→ Task instructions
Gather up all lines that carry the word "text".

→ Exercise material

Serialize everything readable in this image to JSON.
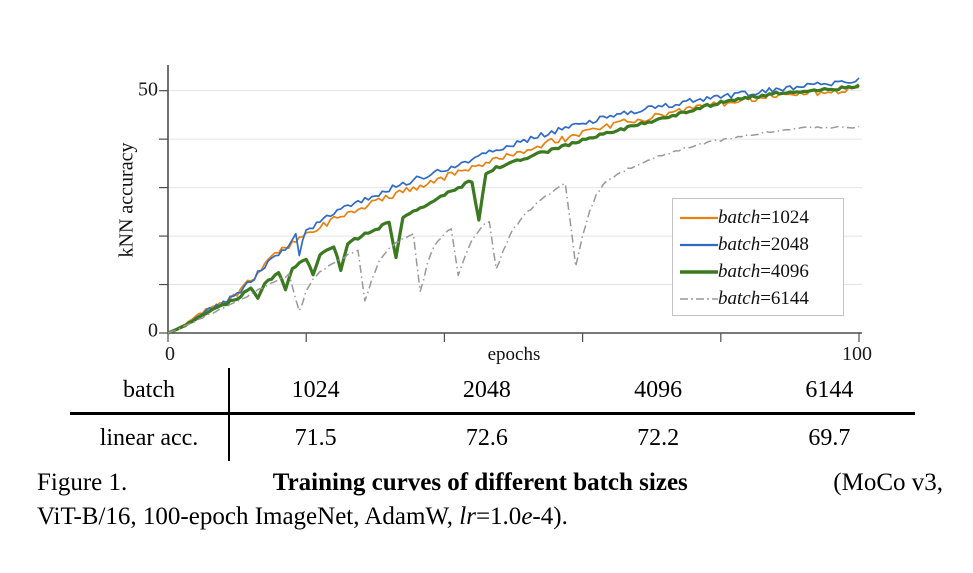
{
  "chart_data": {
    "type": "line",
    "title": "",
    "xlabel": "epochs",
    "ylabel": "kNN accuracy",
    "xlim": [
      0,
      100
    ],
    "ylim": [
      0,
      55.3
    ],
    "x_ticks": [
      0,
      20,
      40,
      60,
      80,
      100
    ],
    "y_ticks": [
      0,
      10,
      20,
      30,
      40,
      50
    ],
    "x_tick_labels": [
      {
        "v": 0,
        "t": "0"
      },
      {
        "v": 100,
        "t": "100"
      }
    ],
    "y_tick_labels": [
      {
        "v": 50,
        "t": "50"
      },
      {
        "v": 0,
        "t": "0"
      }
    ],
    "grid": "horizontal",
    "grid_color": "#e4e4e4",
    "axis_color": "#4d4d4d",
    "legend_position": "inside-lower-right",
    "series": [
      {
        "label": "batch=1024",
        "label_word": "batch",
        "label_value": "=1024",
        "color": "#E8820E",
        "style": "solid",
        "width": 1.7,
        "jitter": 0.7,
        "points": [
          [
            0,
            0
          ],
          [
            2,
            1.4
          ],
          [
            4,
            3.2
          ],
          [
            6,
            5
          ],
          [
            8,
            6.5
          ],
          [
            10,
            8.3
          ],
          [
            12,
            11
          ],
          [
            14,
            14
          ],
          [
            16,
            16.6
          ],
          [
            18,
            18.6
          ],
          [
            20,
            20.3
          ],
          [
            22,
            21.9
          ],
          [
            24,
            23.4
          ],
          [
            26,
            24.8
          ],
          [
            28,
            25.9
          ],
          [
            30,
            27
          ],
          [
            32,
            28.1
          ],
          [
            34,
            29.2
          ],
          [
            36,
            30.2
          ],
          [
            38,
            31.2
          ],
          [
            40,
            32.2
          ],
          [
            42,
            33.2
          ],
          [
            44,
            34.2
          ],
          [
            46,
            35.2
          ],
          [
            48,
            36.1
          ],
          [
            50,
            37
          ],
          [
            52,
            37.9
          ],
          [
            54,
            38.8
          ],
          [
            56,
            39.6
          ],
          [
            58,
            40.4
          ],
          [
            60,
            41.2
          ],
          [
            62,
            42
          ],
          [
            64,
            42.7
          ],
          [
            66,
            43.4
          ],
          [
            68,
            44
          ],
          [
            70,
            44.6
          ],
          [
            72,
            45.2
          ],
          [
            74,
            45.8
          ],
          [
            76,
            46.4
          ],
          [
            78,
            46.9
          ],
          [
            80,
            47.4
          ],
          [
            82,
            47.9
          ],
          [
            84,
            48.3
          ],
          [
            86,
            48.7
          ],
          [
            88,
            49
          ],
          [
            90,
            49.3
          ],
          [
            92,
            49.5
          ],
          [
            94,
            49.7
          ],
          [
            96,
            49.8
          ],
          [
            98,
            50
          ],
          [
            100,
            50.3
          ]
        ]
      },
      {
        "label": "batch=2048",
        "label_word": "batch",
        "label_value": "=2048",
        "color": "#2F6BC6",
        "style": "solid",
        "width": 1.7,
        "jitter": 0.55,
        "points": [
          [
            0,
            0
          ],
          [
            2,
            1.3
          ],
          [
            4,
            3
          ],
          [
            6,
            4.8
          ],
          [
            8,
            6.2
          ],
          [
            10,
            8
          ],
          [
            12,
            10.8
          ],
          [
            14,
            13.8
          ],
          [
            16,
            16.4
          ],
          [
            18,
            18.8
          ],
          [
            18.5,
            20
          ],
          [
            19,
            16.3
          ],
          [
            20,
            21
          ],
          [
            22,
            23
          ],
          [
            24,
            24.8
          ],
          [
            26,
            26.3
          ],
          [
            28,
            27.4
          ],
          [
            30,
            28.5
          ],
          [
            32,
            29.7
          ],
          [
            34,
            30.8
          ],
          [
            36,
            31.8
          ],
          [
            38,
            32.8
          ],
          [
            40,
            33.8
          ],
          [
            42,
            34.8
          ],
          [
            44,
            35.8
          ],
          [
            46,
            36.9
          ],
          [
            48,
            38
          ],
          [
            50,
            39
          ],
          [
            52,
            39.9
          ],
          [
            54,
            40.8
          ],
          [
            56,
            41.6
          ],
          [
            58,
            42.4
          ],
          [
            60,
            43.2
          ],
          [
            62,
            44
          ],
          [
            64,
            44.7
          ],
          [
            66,
            45.3
          ],
          [
            68,
            45.9
          ],
          [
            70,
            46.4
          ],
          [
            72,
            46.9
          ],
          [
            74,
            47.4
          ],
          [
            76,
            47.9
          ],
          [
            78,
            48.3
          ],
          [
            80,
            48.7
          ],
          [
            82,
            49.1
          ],
          [
            84,
            49.5
          ],
          [
            86,
            49.9
          ],
          [
            88,
            50.3
          ],
          [
            90,
            50.7
          ],
          [
            92,
            51
          ],
          [
            94,
            51.2
          ],
          [
            96,
            51.4
          ],
          [
            98,
            51.7
          ],
          [
            100,
            52.2
          ]
        ]
      },
      {
        "label": "batch=4096",
        "label_word": "batch",
        "label_value": "=4096",
        "color": "#3B7A20",
        "style": "solid",
        "width": 3.2,
        "jitter": 0.3,
        "points": [
          [
            0,
            0
          ],
          [
            2,
            1.2
          ],
          [
            4,
            2.8
          ],
          [
            6,
            4.4
          ],
          [
            8,
            5.8
          ],
          [
            10,
            7.2
          ],
          [
            11,
            8.2
          ],
          [
            12,
            9.3
          ],
          [
            13,
            7
          ],
          [
            14,
            10.4
          ],
          [
            15,
            11.4
          ],
          [
            16,
            12.4
          ],
          [
            17,
            9.2
          ],
          [
            18,
            13.3
          ],
          [
            19,
            14.2
          ],
          [
            20,
            15.2
          ],
          [
            21,
            11.8
          ],
          [
            22,
            16.2
          ],
          [
            23,
            17
          ],
          [
            24,
            17.8
          ],
          [
            25,
            13
          ],
          [
            26,
            18.6
          ],
          [
            27,
            19.3
          ],
          [
            28,
            20
          ],
          [
            29,
            20.7
          ],
          [
            30,
            21.4
          ],
          [
            31,
            22.1
          ],
          [
            32,
            22.8
          ],
          [
            33,
            15.5
          ],
          [
            34,
            23.8
          ],
          [
            35,
            24.6
          ],
          [
            36,
            25.5
          ],
          [
            38,
            27
          ],
          [
            40,
            28.5
          ],
          [
            42,
            30
          ],
          [
            44,
            31.4
          ],
          [
            45,
            23
          ],
          [
            46,
            33
          ],
          [
            48,
            34.4
          ],
          [
            50,
            35.3
          ],
          [
            52,
            36.2
          ],
          [
            54,
            37.1
          ],
          [
            56,
            38
          ],
          [
            58,
            38.9
          ],
          [
            60,
            39.8
          ],
          [
            62,
            40.6
          ],
          [
            64,
            41.4
          ],
          [
            66,
            42.2
          ],
          [
            68,
            43
          ],
          [
            70,
            43.7
          ],
          [
            72,
            44.5
          ],
          [
            74,
            45.3
          ],
          [
            76,
            46.1
          ],
          [
            78,
            46.9
          ],
          [
            80,
            47.5
          ],
          [
            82,
            48.1
          ],
          [
            84,
            48.6
          ],
          [
            86,
            49
          ],
          [
            88,
            49.4
          ],
          [
            90,
            49.7
          ],
          [
            92,
            50
          ],
          [
            94,
            50.2
          ],
          [
            96,
            50.4
          ],
          [
            98,
            50.6
          ],
          [
            100,
            50.9
          ]
        ]
      },
      {
        "label": "batch=6144",
        "label_word": "batch",
        "label_value": "=6144",
        "color": "#999999",
        "style": "dashdot",
        "width": 1.5,
        "jitter": 0.25,
        "points": [
          [
            0,
            0
          ],
          [
            2,
            1.1
          ],
          [
            4,
            2.5
          ],
          [
            6,
            3.9
          ],
          [
            8,
            5.2
          ],
          [
            10,
            6.5
          ],
          [
            12,
            8
          ],
          [
            14,
            9.6
          ],
          [
            16,
            11
          ],
          [
            17.5,
            12
          ],
          [
            19,
            4.5
          ],
          [
            20,
            8.5
          ],
          [
            21,
            11
          ],
          [
            22,
            12.5
          ],
          [
            24,
            14.5
          ],
          [
            26,
            16
          ],
          [
            27.5,
            17
          ],
          [
            28.5,
            6.5
          ],
          [
            29.5,
            11
          ],
          [
            30.5,
            14.5
          ],
          [
            32,
            17.5
          ],
          [
            34,
            19.5
          ],
          [
            35.5,
            20.5
          ],
          [
            36.5,
            8.5
          ],
          [
            37.5,
            14
          ],
          [
            38.5,
            18
          ],
          [
            40,
            20.5
          ],
          [
            41,
            21.5
          ],
          [
            42,
            12
          ],
          [
            43,
            16
          ],
          [
            44,
            19
          ],
          [
            45.5,
            22
          ],
          [
            46.5,
            23
          ],
          [
            47.5,
            13
          ],
          [
            48.5,
            17
          ],
          [
            50,
            21.5
          ],
          [
            52,
            25
          ],
          [
            54,
            27.5
          ],
          [
            56,
            29.5
          ],
          [
            57.5,
            30.8
          ],
          [
            59,
            14
          ],
          [
            60,
            20
          ],
          [
            61,
            25
          ],
          [
            62,
            28.5
          ],
          [
            63,
            30.5
          ],
          [
            64,
            31.8
          ],
          [
            66,
            33.5
          ],
          [
            68,
            34.8
          ],
          [
            70,
            36
          ],
          [
            72,
            37
          ],
          [
            74,
            37.8
          ],
          [
            76,
            38.6
          ],
          [
            78,
            39.2
          ],
          [
            80,
            39.8
          ],
          [
            82,
            40.3
          ],
          [
            84,
            40.8
          ],
          [
            86,
            41.3
          ],
          [
            88,
            41.7
          ],
          [
            90,
            42
          ],
          [
            92,
            42.3
          ],
          [
            94,
            42.4
          ],
          [
            96,
            42.3
          ],
          [
            98,
            42.5
          ],
          [
            100,
            42.4
          ]
        ]
      }
    ]
  },
  "table": {
    "header_label": "batch",
    "row_label": "linear acc.",
    "columns": [
      "1024",
      "2048",
      "4096",
      "6144"
    ],
    "values": [
      "71.5",
      "72.6",
      "72.2",
      "69.7"
    ]
  },
  "caption": {
    "line1": [
      {
        "text": "Figure 1.",
        "bold": false,
        "italic": false
      },
      {
        "text": "Training curves of different batch sizes",
        "bold": true,
        "italic": false
      },
      {
        "text": "(MoCo v3,",
        "bold": false,
        "italic": false
      }
    ],
    "line2": [
      {
        "text": "ViT-B/16, 100-epoch ImageNet, AdamW, ",
        "bold": false,
        "italic": false
      },
      {
        "text": "lr",
        "bold": false,
        "italic": true
      },
      {
        "text": "=1.0",
        "bold": false,
        "italic": false
      },
      {
        "text": "e",
        "bold": false,
        "italic": true
      },
      {
        "text": "-4).",
        "bold": false,
        "italic": false
      }
    ]
  }
}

→ Correct answer
        "text": "Figure 1.",
        "text": "Training curves of different batch sizes",
        "text": "(MoCo v3,",
        "text": "ViT-B/16, 100-epoch ImageNet, AdamW, ",
        "text": "lr",
        "text": "=1.0",
        "text": "e",
        "text": "-4).",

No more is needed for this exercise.